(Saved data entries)
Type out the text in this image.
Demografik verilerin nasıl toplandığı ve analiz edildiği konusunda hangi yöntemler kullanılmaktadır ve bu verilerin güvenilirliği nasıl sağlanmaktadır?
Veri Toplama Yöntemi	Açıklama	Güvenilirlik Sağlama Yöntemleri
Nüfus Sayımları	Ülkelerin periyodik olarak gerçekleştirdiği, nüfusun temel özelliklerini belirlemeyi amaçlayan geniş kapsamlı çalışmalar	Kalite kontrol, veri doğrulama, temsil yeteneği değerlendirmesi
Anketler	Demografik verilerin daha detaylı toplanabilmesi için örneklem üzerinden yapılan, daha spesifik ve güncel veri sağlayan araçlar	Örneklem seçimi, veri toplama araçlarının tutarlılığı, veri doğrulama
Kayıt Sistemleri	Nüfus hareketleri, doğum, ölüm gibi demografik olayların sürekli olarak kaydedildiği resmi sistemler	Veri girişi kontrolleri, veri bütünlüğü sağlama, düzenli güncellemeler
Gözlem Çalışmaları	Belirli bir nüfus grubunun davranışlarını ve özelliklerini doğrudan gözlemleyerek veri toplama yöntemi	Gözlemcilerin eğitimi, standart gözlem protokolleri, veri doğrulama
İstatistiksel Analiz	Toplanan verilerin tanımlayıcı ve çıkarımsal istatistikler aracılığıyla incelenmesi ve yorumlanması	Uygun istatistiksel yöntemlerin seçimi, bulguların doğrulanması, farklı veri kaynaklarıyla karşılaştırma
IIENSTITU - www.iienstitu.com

#### Exercise description:
Write the entire listing out again, word for word.

#### Written answer:
Type out the text in this image.
Demografik verilerin nasıl toplandığı ve analiz edildiği konusunda hangi yöntemler kullanılmaktadır ve bu verilerin güvenilirliği nasıl sağlanmaktadır?
Veri Toplama Yöntemi	Açıklama	Güvenilirlik Sağlama Yöntemleri
Nüfus Sayımları	Ülkelerin periyodik olarak gerçekleştirdiği, nüfusun temel özelliklerini belirlemeyi amaçlayan geniş kapsamlı çalışmalar	Kalite kontrol, veri doğrulama, temsil yeteneği değerlendirmesi
Anketler	Demografik verilerin daha detaylı toplanabilmesi için örneklem üzerinden yapılan, daha spesifik ve güncel veri sağlayan araçlar	Örneklem seçimi, veri toplama araçlarının tutarlılığı, veri doğrulama
Kayıt Sistemleri	Nüfus hareketleri, doğum, ölüm gibi demografik olayların sürekli olarak kaydedildiği resmi sistemler	Veri girişi kontrolleri, veri bütünlüğü sağlama, düzenli güncellemeler
Gözlem Çalışmaları	Belirli bir nüfus grubunun davranışlarını ve özelliklerini doğrudan gözlemleyerek veri toplama yöntemi	Gözlemcilerin eğitimi, standart gözlem protokolleri, veri doğrulama
İstatistiksel Analiz	Toplanan verilerin tanımlayıcı ve çıkarımsal istatistikler aracılığıyla incelenmesi ve yorumlanması	Uygun istatistiksel yöntemlerin seçimi, bulguların doğrulanması, farklı veri kaynaklarıyla karşılaştırma
IIENSTITU - www.iienstitu.com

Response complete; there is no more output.